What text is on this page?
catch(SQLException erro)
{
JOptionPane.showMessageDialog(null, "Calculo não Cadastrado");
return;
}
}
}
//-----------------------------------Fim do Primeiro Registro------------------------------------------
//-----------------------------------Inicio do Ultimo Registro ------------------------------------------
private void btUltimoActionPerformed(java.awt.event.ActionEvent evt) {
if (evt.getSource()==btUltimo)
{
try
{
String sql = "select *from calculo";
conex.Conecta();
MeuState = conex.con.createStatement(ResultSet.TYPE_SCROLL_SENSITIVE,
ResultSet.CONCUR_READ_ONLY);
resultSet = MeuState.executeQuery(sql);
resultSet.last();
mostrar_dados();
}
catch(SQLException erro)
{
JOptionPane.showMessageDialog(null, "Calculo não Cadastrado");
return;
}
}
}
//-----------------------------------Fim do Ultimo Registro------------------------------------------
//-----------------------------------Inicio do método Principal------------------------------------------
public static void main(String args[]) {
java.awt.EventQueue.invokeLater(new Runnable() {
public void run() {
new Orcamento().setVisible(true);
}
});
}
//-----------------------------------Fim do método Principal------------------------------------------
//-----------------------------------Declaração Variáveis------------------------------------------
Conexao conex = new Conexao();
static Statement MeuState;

++++++

**Short task**
Look through the records and gather each line with the word "Principal".

**Output of the exercise**
//-----------------------------------Inicio do método Principal------------------------------------------
//-----------------------------------Fim do método Principal------------------------------------------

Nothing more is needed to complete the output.